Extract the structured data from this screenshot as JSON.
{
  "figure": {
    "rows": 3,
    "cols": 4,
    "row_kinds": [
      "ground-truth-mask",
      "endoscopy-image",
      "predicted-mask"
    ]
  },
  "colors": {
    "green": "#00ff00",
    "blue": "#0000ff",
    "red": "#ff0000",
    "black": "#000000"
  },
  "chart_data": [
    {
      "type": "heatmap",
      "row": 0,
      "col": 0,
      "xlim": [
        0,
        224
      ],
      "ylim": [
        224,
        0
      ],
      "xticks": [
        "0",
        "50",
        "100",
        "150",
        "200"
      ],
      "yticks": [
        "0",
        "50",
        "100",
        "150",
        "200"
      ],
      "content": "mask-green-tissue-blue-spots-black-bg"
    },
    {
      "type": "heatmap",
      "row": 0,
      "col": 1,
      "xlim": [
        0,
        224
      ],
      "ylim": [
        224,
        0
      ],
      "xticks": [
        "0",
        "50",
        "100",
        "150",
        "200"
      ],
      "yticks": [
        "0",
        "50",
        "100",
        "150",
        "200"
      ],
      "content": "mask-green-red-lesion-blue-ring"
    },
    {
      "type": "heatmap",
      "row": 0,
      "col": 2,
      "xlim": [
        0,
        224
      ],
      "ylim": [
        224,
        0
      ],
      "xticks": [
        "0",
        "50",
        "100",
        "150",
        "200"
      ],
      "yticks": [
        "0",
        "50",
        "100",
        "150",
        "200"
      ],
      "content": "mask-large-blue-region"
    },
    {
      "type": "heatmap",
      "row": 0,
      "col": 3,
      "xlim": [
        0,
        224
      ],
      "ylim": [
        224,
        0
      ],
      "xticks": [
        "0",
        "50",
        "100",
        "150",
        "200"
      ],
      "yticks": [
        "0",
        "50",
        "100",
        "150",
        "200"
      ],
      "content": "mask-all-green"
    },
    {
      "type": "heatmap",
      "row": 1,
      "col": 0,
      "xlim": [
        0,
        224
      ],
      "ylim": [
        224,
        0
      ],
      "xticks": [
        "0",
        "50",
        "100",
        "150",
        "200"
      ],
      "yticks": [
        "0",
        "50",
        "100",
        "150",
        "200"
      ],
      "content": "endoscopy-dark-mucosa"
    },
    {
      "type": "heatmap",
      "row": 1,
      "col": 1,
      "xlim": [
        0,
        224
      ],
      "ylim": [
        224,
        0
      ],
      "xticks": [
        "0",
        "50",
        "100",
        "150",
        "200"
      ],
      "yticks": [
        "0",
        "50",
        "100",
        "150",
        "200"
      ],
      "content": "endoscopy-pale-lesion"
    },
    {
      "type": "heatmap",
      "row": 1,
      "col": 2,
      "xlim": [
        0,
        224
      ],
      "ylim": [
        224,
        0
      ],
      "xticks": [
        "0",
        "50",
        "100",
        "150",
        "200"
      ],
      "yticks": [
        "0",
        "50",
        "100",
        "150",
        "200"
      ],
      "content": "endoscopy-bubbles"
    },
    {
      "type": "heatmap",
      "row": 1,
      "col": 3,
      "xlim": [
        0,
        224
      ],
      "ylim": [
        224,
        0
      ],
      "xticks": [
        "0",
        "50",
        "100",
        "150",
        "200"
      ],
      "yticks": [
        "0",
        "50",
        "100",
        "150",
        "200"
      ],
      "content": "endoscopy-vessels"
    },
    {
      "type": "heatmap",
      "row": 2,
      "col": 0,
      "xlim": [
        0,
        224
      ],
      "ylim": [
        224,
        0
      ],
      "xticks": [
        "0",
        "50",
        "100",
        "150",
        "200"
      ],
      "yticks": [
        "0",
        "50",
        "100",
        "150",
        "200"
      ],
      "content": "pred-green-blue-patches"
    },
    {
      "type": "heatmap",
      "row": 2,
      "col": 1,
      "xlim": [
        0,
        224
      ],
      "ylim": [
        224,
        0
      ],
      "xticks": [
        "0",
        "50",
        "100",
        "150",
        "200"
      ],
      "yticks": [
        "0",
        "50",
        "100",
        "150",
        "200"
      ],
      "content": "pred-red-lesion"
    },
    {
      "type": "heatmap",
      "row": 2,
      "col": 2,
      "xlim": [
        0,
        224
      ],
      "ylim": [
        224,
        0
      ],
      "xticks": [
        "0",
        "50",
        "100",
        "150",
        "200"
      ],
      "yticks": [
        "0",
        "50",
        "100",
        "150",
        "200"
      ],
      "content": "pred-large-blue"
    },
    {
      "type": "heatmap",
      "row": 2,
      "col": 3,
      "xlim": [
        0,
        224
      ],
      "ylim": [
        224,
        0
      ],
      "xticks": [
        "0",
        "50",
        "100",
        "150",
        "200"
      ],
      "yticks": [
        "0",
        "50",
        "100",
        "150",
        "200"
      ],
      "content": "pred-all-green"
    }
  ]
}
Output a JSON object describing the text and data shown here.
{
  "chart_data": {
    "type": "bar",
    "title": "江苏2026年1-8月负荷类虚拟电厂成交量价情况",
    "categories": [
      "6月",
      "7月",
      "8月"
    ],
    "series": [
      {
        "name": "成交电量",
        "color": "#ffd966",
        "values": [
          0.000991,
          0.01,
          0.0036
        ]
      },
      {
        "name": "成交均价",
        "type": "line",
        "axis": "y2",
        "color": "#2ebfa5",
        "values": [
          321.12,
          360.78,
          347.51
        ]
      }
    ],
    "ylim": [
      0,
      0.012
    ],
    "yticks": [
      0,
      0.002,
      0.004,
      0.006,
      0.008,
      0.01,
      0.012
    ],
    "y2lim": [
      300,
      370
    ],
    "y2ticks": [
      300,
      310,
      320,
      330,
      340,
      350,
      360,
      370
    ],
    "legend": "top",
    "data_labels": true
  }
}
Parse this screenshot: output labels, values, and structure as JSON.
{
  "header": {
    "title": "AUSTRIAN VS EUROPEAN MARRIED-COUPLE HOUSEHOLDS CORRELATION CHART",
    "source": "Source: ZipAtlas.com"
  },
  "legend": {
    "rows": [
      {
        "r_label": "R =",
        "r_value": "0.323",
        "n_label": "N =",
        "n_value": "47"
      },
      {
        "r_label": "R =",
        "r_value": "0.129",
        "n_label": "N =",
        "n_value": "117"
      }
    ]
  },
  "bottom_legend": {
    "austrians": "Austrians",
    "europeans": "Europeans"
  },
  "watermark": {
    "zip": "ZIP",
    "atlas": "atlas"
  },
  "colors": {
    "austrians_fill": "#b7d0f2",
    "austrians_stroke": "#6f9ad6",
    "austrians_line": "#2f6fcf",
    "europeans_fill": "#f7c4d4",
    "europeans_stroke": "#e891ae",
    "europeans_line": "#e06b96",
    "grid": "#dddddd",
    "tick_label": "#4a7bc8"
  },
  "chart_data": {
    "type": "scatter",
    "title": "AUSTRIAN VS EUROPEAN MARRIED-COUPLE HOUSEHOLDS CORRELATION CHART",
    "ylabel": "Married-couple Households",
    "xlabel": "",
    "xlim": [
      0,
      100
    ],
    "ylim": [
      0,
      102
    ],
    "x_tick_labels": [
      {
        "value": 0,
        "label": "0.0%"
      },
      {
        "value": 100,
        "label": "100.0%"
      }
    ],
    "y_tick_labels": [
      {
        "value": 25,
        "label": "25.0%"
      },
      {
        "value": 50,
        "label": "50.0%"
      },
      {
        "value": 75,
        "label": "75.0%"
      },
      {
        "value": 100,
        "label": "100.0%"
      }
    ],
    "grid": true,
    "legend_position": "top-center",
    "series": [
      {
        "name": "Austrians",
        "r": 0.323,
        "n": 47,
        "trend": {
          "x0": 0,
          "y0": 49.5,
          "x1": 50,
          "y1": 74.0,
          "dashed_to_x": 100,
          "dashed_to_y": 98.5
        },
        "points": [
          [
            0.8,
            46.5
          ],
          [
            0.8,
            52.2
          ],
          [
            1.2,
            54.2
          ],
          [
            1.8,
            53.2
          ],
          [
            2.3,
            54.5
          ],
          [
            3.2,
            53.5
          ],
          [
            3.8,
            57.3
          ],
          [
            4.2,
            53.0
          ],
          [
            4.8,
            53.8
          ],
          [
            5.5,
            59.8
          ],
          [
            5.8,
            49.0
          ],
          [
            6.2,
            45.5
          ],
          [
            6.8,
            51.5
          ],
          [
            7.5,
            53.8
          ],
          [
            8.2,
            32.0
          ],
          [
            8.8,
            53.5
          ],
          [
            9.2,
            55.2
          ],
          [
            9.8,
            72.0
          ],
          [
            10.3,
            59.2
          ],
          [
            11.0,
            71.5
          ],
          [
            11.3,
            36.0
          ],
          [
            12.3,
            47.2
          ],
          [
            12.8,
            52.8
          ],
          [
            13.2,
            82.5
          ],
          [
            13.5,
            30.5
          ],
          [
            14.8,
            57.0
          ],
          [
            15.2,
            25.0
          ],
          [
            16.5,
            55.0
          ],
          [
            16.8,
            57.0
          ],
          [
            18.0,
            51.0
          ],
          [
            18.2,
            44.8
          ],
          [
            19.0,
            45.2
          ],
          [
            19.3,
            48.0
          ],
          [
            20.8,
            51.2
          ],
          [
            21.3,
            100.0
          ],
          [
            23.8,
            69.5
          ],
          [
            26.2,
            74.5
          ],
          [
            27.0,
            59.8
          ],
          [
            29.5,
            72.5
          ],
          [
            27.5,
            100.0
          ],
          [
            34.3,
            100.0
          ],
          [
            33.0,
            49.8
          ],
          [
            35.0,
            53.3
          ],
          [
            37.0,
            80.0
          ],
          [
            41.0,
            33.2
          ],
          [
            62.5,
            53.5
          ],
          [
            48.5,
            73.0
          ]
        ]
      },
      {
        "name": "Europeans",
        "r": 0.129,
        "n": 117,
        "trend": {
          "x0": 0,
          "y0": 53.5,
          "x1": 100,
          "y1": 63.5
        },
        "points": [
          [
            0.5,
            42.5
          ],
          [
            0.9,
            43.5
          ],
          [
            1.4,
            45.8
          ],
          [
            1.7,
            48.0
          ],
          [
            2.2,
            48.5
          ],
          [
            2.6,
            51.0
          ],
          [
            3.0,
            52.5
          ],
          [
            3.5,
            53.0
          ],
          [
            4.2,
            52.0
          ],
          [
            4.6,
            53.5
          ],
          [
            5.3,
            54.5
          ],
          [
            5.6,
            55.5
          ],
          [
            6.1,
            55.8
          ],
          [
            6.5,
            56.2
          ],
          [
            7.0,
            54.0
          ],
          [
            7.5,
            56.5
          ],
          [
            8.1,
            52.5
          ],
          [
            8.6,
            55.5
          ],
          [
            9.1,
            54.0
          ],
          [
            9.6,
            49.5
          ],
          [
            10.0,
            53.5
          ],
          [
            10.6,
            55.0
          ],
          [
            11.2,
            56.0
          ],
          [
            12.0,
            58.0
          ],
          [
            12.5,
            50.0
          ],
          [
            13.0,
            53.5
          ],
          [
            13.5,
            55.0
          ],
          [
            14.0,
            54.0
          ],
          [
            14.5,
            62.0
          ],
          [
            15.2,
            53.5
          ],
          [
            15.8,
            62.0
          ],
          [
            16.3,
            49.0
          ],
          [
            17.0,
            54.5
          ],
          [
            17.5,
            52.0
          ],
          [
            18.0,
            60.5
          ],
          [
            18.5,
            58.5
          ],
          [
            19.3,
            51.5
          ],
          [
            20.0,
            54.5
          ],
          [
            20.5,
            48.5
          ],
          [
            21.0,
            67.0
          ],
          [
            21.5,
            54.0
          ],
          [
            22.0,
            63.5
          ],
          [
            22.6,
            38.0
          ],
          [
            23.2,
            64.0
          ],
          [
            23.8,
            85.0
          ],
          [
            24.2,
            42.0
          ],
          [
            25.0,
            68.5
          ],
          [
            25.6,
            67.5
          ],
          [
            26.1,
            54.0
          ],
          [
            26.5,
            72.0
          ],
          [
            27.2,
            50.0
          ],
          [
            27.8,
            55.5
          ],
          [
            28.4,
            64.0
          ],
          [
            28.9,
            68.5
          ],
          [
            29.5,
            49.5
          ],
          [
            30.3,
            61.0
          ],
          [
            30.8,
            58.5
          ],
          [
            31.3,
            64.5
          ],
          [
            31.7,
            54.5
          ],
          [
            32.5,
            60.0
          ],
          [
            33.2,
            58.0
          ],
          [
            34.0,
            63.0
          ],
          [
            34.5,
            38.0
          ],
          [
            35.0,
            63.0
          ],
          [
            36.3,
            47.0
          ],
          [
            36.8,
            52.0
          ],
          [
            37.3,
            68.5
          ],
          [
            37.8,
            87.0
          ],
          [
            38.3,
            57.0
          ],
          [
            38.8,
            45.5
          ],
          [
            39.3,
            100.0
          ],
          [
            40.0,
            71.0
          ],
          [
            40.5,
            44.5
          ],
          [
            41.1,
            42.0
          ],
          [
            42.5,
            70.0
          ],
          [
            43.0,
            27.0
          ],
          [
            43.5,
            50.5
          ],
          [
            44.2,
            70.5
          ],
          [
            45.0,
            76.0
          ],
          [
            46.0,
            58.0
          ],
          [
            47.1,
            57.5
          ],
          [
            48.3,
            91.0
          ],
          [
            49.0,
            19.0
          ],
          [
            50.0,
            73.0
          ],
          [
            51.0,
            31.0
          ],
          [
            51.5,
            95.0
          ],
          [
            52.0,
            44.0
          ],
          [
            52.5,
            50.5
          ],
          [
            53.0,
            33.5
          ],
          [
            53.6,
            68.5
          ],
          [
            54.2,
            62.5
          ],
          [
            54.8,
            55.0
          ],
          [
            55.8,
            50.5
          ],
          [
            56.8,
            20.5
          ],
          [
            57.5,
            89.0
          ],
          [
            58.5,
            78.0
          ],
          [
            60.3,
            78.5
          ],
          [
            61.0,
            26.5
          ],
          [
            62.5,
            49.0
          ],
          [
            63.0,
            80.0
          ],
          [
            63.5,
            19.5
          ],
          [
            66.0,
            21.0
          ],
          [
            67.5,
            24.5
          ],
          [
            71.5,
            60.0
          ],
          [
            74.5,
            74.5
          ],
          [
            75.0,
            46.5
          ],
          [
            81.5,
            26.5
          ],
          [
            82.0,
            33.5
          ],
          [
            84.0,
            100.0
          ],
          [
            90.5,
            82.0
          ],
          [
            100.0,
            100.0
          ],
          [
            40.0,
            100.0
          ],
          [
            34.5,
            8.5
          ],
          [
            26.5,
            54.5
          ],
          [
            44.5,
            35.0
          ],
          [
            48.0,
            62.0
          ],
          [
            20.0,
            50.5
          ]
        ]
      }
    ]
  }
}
※
● **Short problem**:
List every line in the records above that contains the word "this".

● **Correct response**:
Extract the structured data from this screenshot as JSON.
Parse this screenshot: output labels, values, and structure as JSON.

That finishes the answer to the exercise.